**Task details**
Could you write out the records below exactly as they appear, leaving out any pictures?

::: Exercise data

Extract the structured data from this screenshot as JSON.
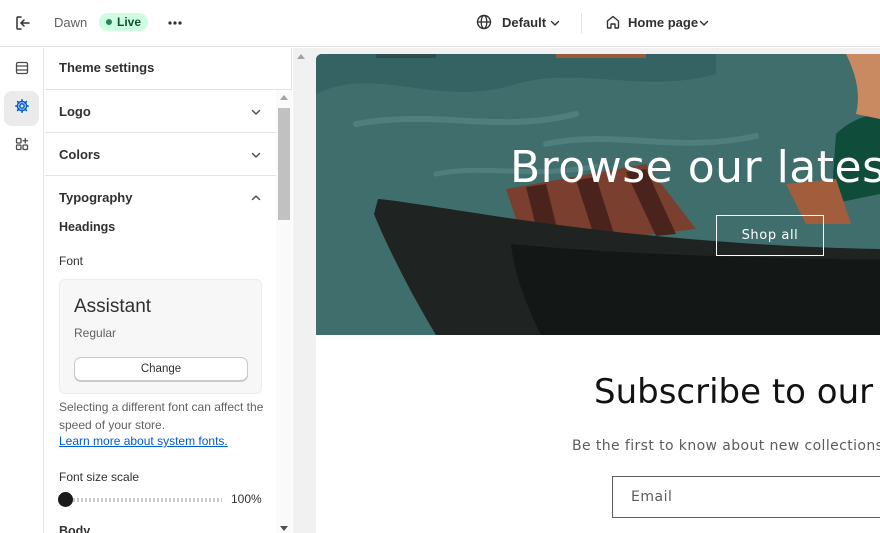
{
  "topbar": {
    "theme_name": "Dawn",
    "status_badge": "Live",
    "locale": "Default",
    "template": "Home page"
  },
  "rail": {
    "items": [
      {
        "name": "sections",
        "icon": "sections-icon",
        "active": false
      },
      {
        "name": "theme-settings",
        "icon": "gear-icon",
        "active": true
      },
      {
        "name": "app-embeds",
        "icon": "apps-icon",
        "active": false
      }
    ]
  },
  "panel": {
    "title": "Theme settings",
    "sections": [
      {
        "label": "Logo",
        "expanded": false
      },
      {
        "label": "Colors",
        "expanded": false
      },
      {
        "label": "Typography",
        "expanded": true
      }
    ],
    "typography": {
      "headings_label": "Headings",
      "font_label": "Font",
      "font_name": "Assistant",
      "font_style": "Regular",
      "change_label": "Change",
      "help_text": "Selecting a different font can affect the speed of your store.",
      "help_link": "Learn more about system fonts.",
      "scale_label": "Font size scale",
      "scale_value": "100%",
      "scale_fraction": 0.0,
      "body_label": "Body"
    }
  },
  "preview": {
    "hero_title": "Browse our latest p",
    "hero_button": "Shop all",
    "subscribe_title": "Subscribe to our en",
    "subscribe_text": "Be the first to know about new collections and ex",
    "email_placeholder": "Email"
  },
  "colors": {
    "accent": "#005bd3",
    "live_badge_bg": "#cdfee1",
    "live_badge_text": "#0c5132",
    "hero_bg": "#3d6b6b"
  }
}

::::::

**Solution to this problem**
Extract the structured data from this screenshot as JSON.
{
  "topbar": {
    "theme_name": "Dawn",
    "status_badge": "Live",
    "locale": "Default",
    "template": "Home page"
  },
  "rail": {
    "items": [
      {
        "name": "sections",
        "icon": "sections-icon",
        "active": false
      },
      {
        "name": "theme-settings",
        "icon": "gear-icon",
        "active": true
      },
      {
        "name": "app-embeds",
        "icon": "apps-icon",
        "active": false
      }
    ]
  },
  "panel": {
    "title": "Theme settings",
    "sections": [
      {
        "label": "Logo",
        "expanded": false
      },
      {
        "label": "Colors",
        "expanded": false
      },
      {
        "label": "Typography",
        "expanded": true
      }
    ],
    "typography": {
      "headings_label": "Headings",
      "font_label": "Font",
      "font_name": "Assistant",
      "font_style": "Regular",
      "change_label": "Change",
      "help_text": "Selecting a different font can affect the speed of your store.",
      "help_link": "Learn more about system fonts.",
      "scale_label": "Font size scale",
      "scale_value": "100%",
      "scale_fraction": 0.0,
      "body_label": "Body"
    }
  },
  "preview": {
    "hero_title": "Browse our latest p",
    "hero_button": "Shop all",
    "subscribe_title": "Subscribe to our en",
    "subscribe_text": "Be the first to know about new collections and ex",
    "email_placeholder": "Email"
  },
  "colors": {
    "accent": "#005bd3",
    "live_badge_bg": "#cdfee1",
    "live_badge_text": "#0c5132",
    "hero_bg": "#3d6b6b"
  }
}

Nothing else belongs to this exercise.